# EXERCISE DESCRIPTION
Restate the entries below word for word, omitting nothing.

# MATERIAL FOR THIS EXERCISE
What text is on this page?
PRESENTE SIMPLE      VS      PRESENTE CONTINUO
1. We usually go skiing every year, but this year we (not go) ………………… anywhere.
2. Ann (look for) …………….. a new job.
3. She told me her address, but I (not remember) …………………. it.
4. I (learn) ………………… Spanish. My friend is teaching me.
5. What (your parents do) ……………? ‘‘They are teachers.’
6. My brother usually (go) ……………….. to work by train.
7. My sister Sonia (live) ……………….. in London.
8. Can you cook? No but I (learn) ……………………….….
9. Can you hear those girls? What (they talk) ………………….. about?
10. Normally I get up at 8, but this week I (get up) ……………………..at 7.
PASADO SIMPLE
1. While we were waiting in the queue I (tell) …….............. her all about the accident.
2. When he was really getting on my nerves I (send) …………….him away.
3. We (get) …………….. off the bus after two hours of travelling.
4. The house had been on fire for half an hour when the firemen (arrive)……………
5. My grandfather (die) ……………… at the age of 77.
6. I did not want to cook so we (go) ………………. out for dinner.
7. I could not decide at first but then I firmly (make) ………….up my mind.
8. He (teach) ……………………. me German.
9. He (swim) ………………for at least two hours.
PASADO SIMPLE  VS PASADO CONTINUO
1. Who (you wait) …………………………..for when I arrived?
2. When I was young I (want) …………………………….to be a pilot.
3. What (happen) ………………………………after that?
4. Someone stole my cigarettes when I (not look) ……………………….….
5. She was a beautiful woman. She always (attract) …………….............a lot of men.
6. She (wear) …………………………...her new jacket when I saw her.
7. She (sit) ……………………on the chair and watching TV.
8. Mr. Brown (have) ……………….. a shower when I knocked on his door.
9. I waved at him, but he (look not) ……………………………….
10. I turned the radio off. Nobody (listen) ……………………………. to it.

# REPLY
What text is on this page?
PRESENTE SIMPLE      VS      PRESENTE CONTINUO
1. We usually go skiing every year, but this year we (not go) ………………… anywhere.
2. Ann (look for) …………….. a new job.
3. She told me her address, but I (not remember) …………………. it.
4. I (learn) ………………… Spanish. My friend is teaching me.
5. What (your parents do) ……………? ‘‘They are teachers.’
6. My brother usually (go) ……………….. to work by train.
7. My sister Sonia (live) ……………….. in London.
8. Can you cook? No but I (learn) ……………………….….
9. Can you hear those girls? What (they talk) ………………….. about?
10. Normally I get up at 8, but this week I (get up) ……………………..at 7.
PASADO SIMPLE
1. While we were waiting in the queue I (tell) …….............. her all about the accident.
2. When he was really getting on my nerves I (send) …………….him away.
3. We (get) …………….. off the bus after two hours of travelling.
4. The house had been on fire for half an hour when the firemen (arrive)……………
5. My grandfather (die) ……………… at the age of 77.
6. I did not want to cook so we (go) ………………. out for dinner.
7. I could not decide at first but then I firmly (make) ………….up my mind.
8. He (teach) ……………………. me German.
9. He (swim) ………………for at least two hours.
PASADO SIMPLE  VS PASADO CONTINUO
1. Who (you wait) …………………………..for when I arrived?
2. When I was young I (want) …………………………….to be a pilot.
3. What (happen) ………………………………after that?
4. Someone stole my cigarettes when I (not look) ……………………….….
5. She was a beautiful woman. She always (attract) …………….............a lot of men.
6. She (wear) …………………………...her new jacket when I saw her.
7. She (sit) ……………………on the chair and watching TV.
8. Mr. Brown (have) ……………….. a shower when I knocked on his door.
9. I waved at him, but he (look not) ……………………………….
10. I turned the radio off. Nobody (listen) ……………………………. to it.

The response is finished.